(The problem)
Please count the lines in the entries below that include the word "image", and give only the number.

(Extracted data)
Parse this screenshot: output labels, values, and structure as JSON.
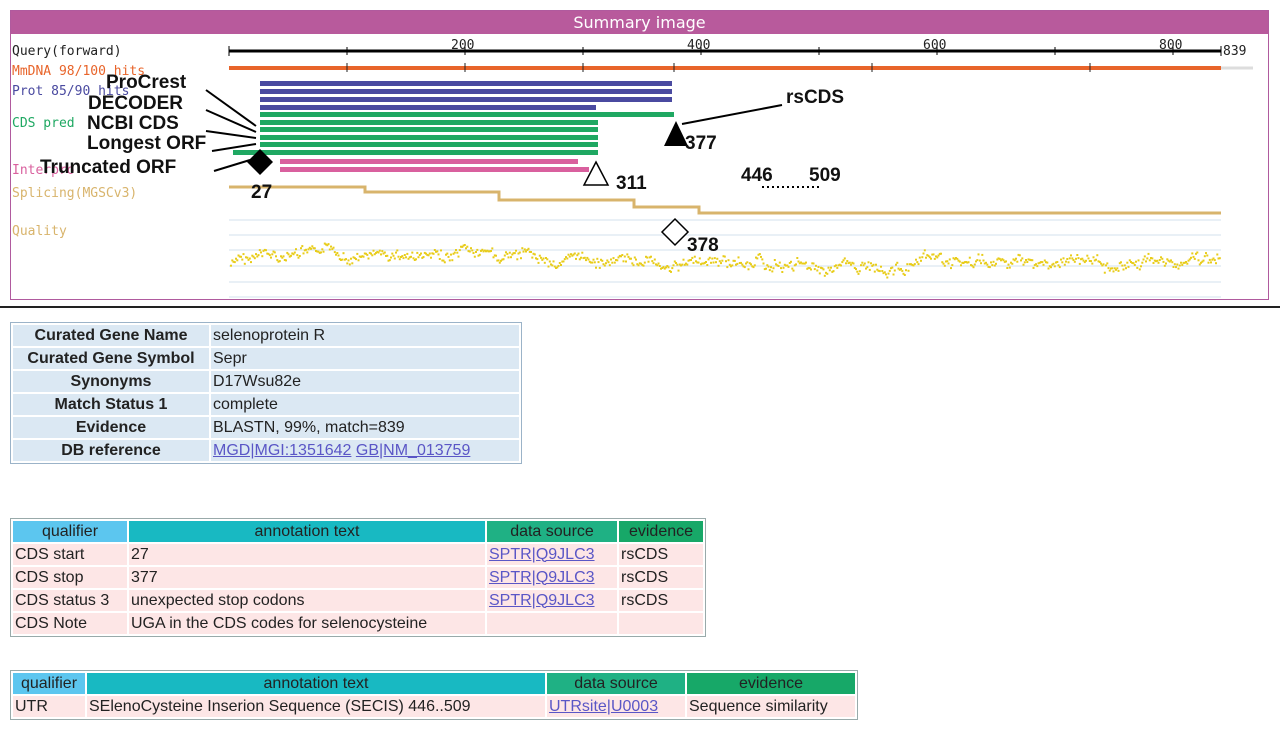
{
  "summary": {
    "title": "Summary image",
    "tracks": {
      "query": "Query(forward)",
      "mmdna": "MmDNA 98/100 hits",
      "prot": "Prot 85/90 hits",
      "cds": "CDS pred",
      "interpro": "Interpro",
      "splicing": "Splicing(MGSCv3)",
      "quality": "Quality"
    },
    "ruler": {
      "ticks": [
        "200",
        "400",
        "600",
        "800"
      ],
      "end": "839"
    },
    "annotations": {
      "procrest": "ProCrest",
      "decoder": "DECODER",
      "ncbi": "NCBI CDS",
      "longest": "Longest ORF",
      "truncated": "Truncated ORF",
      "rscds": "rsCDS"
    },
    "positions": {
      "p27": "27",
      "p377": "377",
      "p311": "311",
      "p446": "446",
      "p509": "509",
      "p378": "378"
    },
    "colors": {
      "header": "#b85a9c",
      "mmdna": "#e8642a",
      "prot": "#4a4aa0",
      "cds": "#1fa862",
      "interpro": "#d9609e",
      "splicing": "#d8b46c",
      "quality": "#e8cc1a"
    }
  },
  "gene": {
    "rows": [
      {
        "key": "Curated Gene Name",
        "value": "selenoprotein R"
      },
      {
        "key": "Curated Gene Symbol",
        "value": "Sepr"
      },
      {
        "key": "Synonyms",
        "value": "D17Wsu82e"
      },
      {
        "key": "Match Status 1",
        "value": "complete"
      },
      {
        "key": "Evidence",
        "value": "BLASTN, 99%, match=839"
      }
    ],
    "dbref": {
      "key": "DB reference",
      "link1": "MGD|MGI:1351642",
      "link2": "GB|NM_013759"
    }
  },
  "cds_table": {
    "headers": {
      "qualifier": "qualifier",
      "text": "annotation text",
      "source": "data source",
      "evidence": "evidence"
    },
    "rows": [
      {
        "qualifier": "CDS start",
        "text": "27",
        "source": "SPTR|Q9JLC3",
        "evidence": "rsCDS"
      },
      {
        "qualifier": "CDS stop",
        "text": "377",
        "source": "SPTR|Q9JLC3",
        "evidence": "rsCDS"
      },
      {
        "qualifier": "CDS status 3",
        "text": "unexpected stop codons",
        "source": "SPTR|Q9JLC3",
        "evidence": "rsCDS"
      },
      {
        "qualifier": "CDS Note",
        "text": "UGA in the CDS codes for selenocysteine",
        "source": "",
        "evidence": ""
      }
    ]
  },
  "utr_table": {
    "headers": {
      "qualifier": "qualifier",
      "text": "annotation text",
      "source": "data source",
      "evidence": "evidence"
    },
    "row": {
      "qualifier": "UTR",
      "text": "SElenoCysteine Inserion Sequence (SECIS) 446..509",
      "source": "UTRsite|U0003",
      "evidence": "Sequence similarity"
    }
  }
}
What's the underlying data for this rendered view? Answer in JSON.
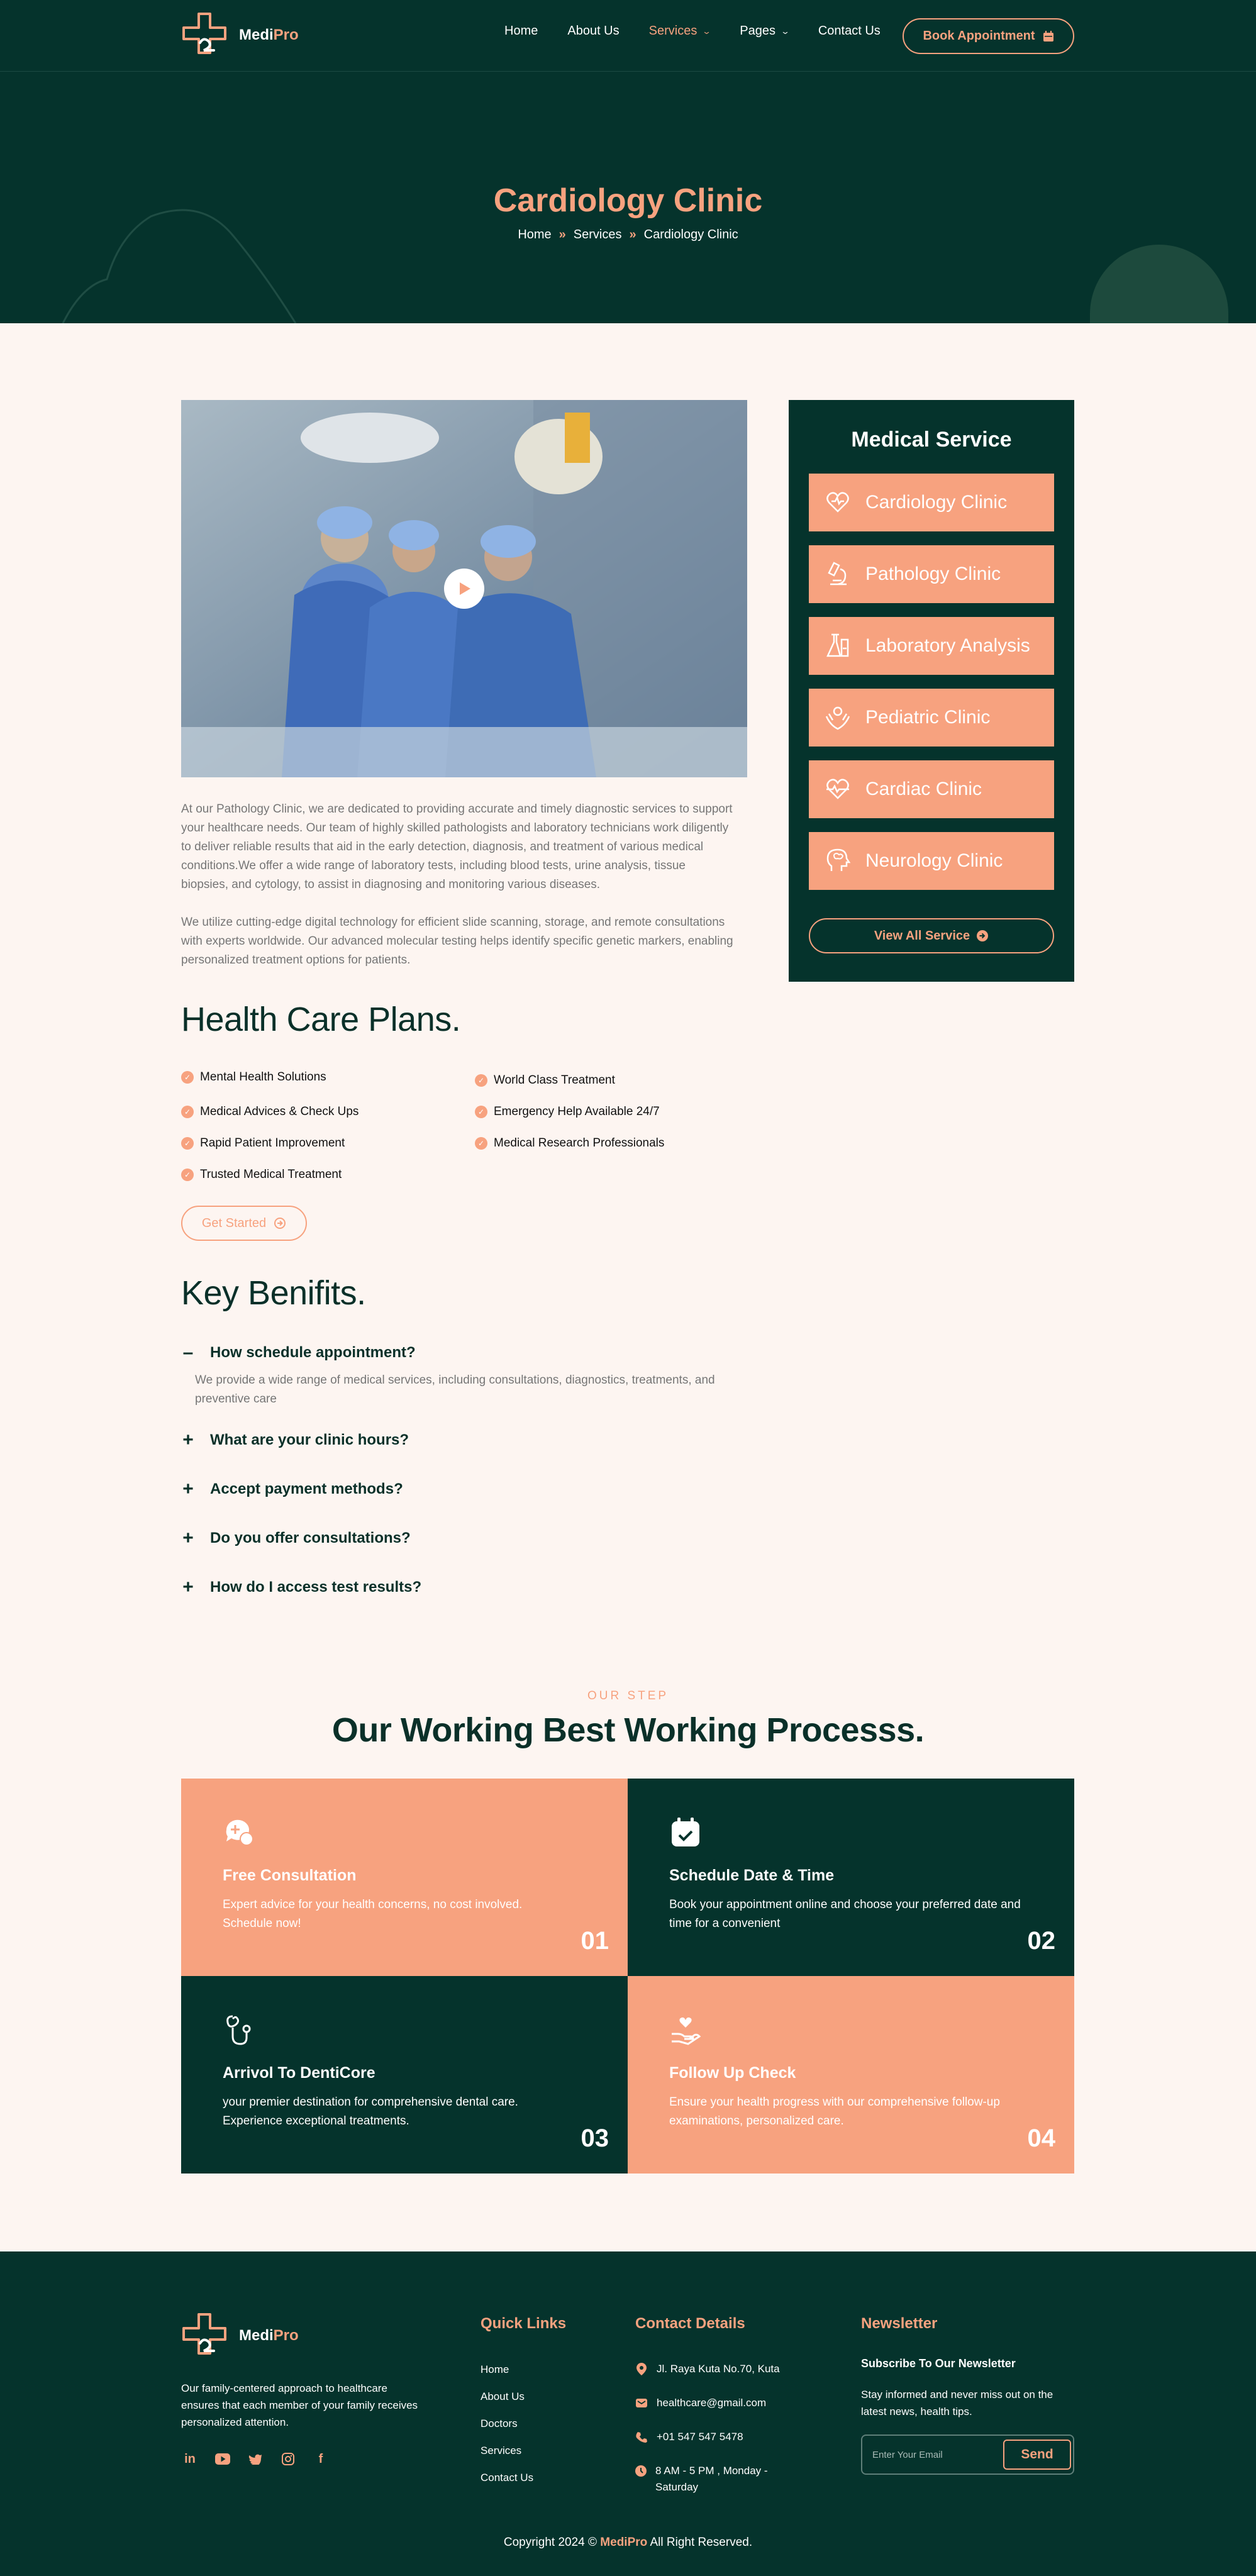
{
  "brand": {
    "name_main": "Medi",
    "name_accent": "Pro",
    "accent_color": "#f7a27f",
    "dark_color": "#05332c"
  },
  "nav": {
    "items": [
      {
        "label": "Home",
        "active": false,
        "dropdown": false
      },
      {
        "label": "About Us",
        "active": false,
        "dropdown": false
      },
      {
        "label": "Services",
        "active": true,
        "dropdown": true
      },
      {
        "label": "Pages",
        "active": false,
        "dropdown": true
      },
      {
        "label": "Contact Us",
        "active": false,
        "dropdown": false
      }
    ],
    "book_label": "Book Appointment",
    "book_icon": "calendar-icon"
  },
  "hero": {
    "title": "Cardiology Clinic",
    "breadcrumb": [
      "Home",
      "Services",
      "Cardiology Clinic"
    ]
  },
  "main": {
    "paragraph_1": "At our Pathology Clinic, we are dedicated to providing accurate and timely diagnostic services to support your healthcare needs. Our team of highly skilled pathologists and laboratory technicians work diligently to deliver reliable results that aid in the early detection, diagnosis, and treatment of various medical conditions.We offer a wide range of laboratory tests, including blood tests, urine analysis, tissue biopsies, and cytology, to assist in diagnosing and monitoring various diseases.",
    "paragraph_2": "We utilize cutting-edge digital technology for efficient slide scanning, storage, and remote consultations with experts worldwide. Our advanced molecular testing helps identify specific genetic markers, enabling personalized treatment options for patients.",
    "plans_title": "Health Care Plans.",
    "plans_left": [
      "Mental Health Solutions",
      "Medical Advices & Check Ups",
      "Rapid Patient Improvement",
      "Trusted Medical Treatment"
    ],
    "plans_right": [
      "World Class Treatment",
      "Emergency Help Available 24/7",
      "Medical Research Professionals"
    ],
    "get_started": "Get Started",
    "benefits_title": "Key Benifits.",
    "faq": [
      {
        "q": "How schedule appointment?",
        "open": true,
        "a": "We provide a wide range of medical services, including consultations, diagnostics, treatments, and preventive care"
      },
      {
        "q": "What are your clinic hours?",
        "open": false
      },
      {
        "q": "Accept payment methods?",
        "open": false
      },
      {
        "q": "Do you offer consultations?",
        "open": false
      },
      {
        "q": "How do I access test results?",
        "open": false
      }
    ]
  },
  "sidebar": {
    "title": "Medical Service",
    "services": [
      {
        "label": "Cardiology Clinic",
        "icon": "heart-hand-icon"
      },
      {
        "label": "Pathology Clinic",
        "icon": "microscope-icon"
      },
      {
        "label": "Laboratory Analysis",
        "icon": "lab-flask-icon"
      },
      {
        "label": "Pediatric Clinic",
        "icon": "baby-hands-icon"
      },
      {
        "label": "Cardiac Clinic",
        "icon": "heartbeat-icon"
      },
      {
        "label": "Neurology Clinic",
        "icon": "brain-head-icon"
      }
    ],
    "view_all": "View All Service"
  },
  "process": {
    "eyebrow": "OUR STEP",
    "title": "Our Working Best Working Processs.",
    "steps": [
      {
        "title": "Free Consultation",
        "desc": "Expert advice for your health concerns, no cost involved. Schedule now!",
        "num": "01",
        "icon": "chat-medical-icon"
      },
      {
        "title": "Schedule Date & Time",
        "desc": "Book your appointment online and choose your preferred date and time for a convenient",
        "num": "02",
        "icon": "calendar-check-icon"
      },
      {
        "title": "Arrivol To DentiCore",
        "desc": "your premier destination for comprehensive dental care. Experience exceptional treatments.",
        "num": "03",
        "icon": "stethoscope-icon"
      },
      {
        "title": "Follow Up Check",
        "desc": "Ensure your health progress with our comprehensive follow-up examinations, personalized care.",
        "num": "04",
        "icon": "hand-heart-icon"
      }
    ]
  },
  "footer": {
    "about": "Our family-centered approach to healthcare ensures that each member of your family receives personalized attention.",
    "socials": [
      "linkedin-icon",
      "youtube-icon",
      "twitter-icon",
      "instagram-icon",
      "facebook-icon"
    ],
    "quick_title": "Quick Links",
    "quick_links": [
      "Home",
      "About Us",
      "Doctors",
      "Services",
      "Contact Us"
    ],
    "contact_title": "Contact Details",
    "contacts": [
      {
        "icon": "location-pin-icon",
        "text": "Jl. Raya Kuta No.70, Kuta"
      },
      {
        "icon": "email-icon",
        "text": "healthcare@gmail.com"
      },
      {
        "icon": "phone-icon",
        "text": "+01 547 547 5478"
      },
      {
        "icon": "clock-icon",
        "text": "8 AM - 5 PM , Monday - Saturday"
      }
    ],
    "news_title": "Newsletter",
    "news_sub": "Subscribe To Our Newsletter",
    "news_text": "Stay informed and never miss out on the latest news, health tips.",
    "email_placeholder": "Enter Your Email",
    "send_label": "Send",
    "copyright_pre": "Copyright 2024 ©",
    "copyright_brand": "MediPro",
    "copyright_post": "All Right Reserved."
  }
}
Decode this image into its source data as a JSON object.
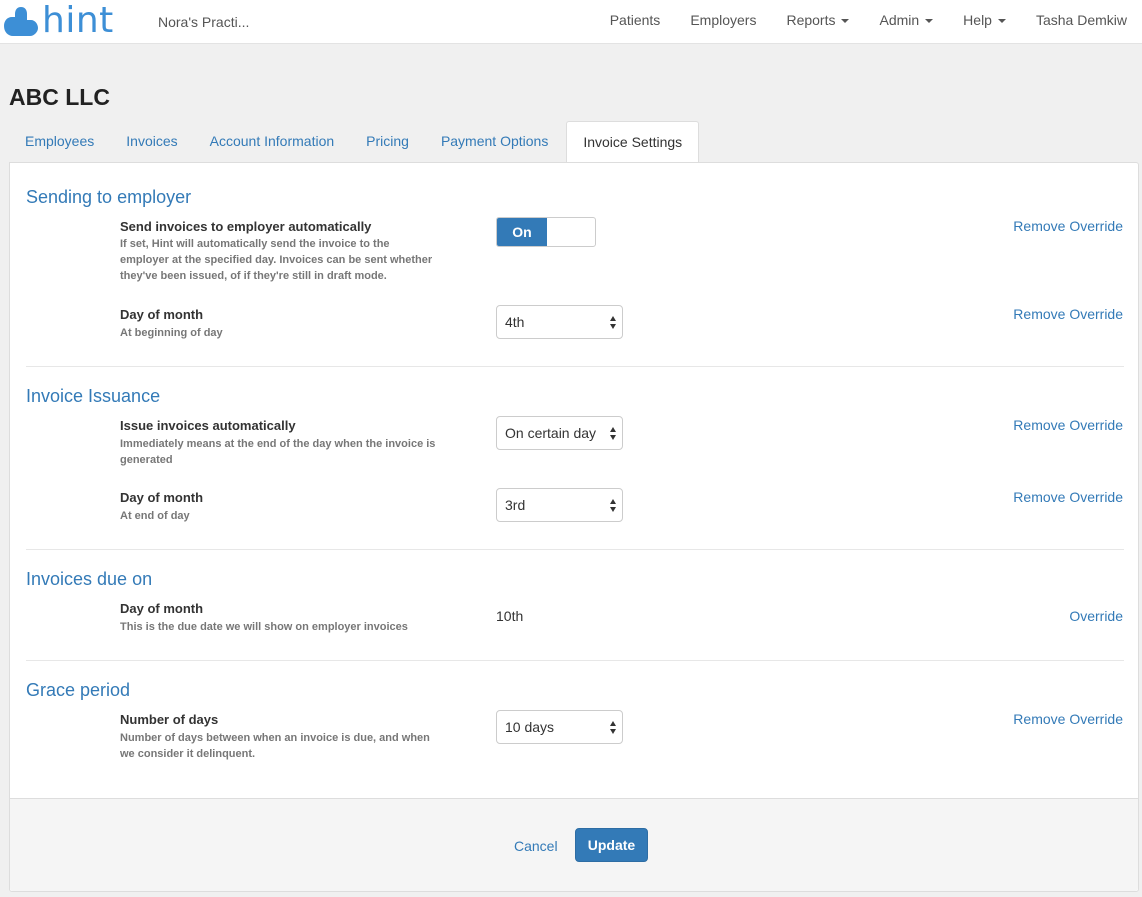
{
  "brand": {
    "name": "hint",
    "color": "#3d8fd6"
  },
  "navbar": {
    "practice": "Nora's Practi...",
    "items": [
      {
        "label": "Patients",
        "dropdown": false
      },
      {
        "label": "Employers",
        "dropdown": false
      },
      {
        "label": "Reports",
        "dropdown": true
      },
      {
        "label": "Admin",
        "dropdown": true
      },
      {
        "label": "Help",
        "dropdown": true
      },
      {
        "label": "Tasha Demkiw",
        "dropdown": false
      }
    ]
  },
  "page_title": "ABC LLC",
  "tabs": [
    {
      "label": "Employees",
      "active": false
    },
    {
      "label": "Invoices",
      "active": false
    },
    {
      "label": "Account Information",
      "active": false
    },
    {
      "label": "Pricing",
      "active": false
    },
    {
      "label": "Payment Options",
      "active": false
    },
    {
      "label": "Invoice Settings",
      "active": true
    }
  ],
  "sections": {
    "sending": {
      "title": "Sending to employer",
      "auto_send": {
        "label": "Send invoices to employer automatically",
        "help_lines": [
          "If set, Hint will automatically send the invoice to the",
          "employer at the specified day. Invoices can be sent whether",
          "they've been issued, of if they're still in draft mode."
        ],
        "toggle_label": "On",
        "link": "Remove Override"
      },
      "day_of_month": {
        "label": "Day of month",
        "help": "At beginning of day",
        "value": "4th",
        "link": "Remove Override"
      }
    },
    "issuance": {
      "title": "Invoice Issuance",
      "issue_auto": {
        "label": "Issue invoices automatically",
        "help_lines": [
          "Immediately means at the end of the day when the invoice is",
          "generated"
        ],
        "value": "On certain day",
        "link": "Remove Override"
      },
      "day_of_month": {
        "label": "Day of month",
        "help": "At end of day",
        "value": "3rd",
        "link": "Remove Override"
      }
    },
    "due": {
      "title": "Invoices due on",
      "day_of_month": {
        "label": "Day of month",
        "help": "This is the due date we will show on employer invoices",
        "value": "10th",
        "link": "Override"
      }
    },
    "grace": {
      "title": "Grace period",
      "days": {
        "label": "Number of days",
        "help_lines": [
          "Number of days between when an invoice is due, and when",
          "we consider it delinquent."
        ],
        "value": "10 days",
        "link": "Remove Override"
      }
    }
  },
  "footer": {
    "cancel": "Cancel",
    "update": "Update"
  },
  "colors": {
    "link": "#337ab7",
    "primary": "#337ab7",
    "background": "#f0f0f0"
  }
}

(Solution)
2